** begin Records to process **

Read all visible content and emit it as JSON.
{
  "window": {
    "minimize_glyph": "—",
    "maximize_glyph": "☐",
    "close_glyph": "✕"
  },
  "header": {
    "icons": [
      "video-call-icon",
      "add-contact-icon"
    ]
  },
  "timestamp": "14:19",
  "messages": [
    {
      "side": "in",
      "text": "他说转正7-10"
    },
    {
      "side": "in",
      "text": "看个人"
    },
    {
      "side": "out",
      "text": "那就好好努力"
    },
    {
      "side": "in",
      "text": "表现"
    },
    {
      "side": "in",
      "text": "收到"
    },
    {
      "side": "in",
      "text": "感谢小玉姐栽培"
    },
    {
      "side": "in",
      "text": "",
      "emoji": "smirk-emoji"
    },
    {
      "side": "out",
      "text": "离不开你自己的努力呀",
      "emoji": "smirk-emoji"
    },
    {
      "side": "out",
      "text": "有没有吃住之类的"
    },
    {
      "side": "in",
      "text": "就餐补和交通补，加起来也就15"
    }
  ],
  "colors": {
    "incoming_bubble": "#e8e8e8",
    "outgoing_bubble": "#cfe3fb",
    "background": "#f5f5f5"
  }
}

** end Records to process **

### Exercise brief
All of the lines above must be returned exactly.

### Output below
Read all visible content and emit it as JSON.
{
  "window": {
    "minimize_glyph": "—",
    "maximize_glyph": "☐",
    "close_glyph": "✕"
  },
  "header": {
    "icons": [
      "video-call-icon",
      "add-contact-icon"
    ]
  },
  "timestamp": "14:19",
  "messages": [
    {
      "side": "in",
      "text": "他说转正7-10"
    },
    {
      "side": "in",
      "text": "看个人"
    },
    {
      "side": "out",
      "text": "那就好好努力"
    },
    {
      "side": "in",
      "text": "表现"
    },
    {
      "side": "in",
      "text": "收到"
    },
    {
      "side": "in",
      "text": "感谢小玉姐栽培"
    },
    {
      "side": "in",
      "text": "",
      "emoji": "smirk-emoji"
    },
    {
      "side": "out",
      "text": "离不开你自己的努力呀",
      "emoji": "smirk-emoji"
    },
    {
      "side": "out",
      "text": "有没有吃住之类的"
    },
    {
      "side": "in",
      "text": "就餐补和交通补，加起来也就15"
    }
  ],
  "colors": {
    "incoming_bubble": "#e8e8e8",
    "outgoing_bubble": "#cfe3fb",
    "background": "#f5f5f5"
  }
}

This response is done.